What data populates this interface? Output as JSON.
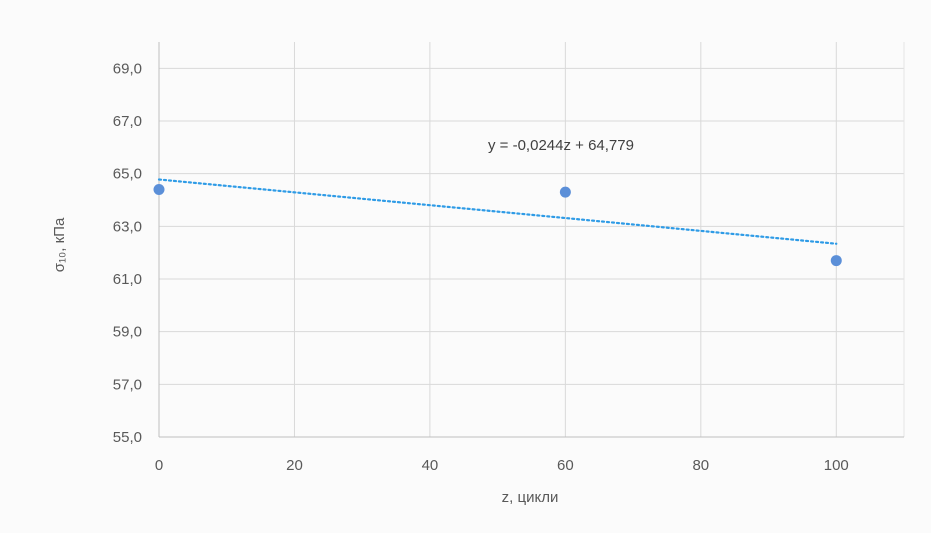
{
  "chart_data": {
    "type": "scatter",
    "xlabel": "z, цикли",
    "ylabel": "σ₁₀, кПа",
    "xlim": [
      0,
      110
    ],
    "ylim": [
      55,
      70
    ],
    "x_ticks": [
      "0",
      "20",
      "40",
      "60",
      "80",
      "100"
    ],
    "x_tick_values": [
      0,
      20,
      40,
      60,
      80,
      100
    ],
    "y_ticks": [
      "55,0",
      "57,0",
      "59,0",
      "61,0",
      "63,0",
      "65,0",
      "67,0",
      "69,0"
    ],
    "y_tick_values": [
      55,
      57,
      59,
      61,
      63,
      65,
      67,
      69
    ],
    "grid": true,
    "series": [
      {
        "x": [
          0,
          60,
          100
        ],
        "y": [
          64.4,
          64.3,
          61.7
        ],
        "color": "#5b8fd8"
      }
    ],
    "trendline": {
      "slope": -0.0244,
      "intercept": 64.779,
      "x_range": [
        0,
        100
      ],
      "style": "dotted",
      "color": "#2e9be6",
      "equation": "y = -0,0244z + 64,779"
    }
  }
}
-------
Reproduce the records, all of them, word for word; omit the pictures.

Written response -
What data populates this interface? Output as JSON.
{
  "chart_data": {
    "type": "scatter",
    "xlabel": "z, цикли",
    "ylabel": "σ₁₀, кПа",
    "xlim": [
      0,
      110
    ],
    "ylim": [
      55,
      70
    ],
    "x_ticks": [
      "0",
      "20",
      "40",
      "60",
      "80",
      "100"
    ],
    "x_tick_values": [
      0,
      20,
      40,
      60,
      80,
      100
    ],
    "y_ticks": [
      "55,0",
      "57,0",
      "59,0",
      "61,0",
      "63,0",
      "65,0",
      "67,0",
      "69,0"
    ],
    "y_tick_values": [
      55,
      57,
      59,
      61,
      63,
      65,
      67,
      69
    ],
    "grid": true,
    "series": [
      {
        "x": [
          0,
          60,
          100
        ],
        "y": [
          64.4,
          64.3,
          61.7
        ],
        "color": "#5b8fd8"
      }
    ],
    "trendline": {
      "slope": -0.0244,
      "intercept": 64.779,
      "x_range": [
        0,
        100
      ],
      "style": "dotted",
      "color": "#2e9be6",
      "equation": "y = -0,0244z + 64,779"
    }
  }
}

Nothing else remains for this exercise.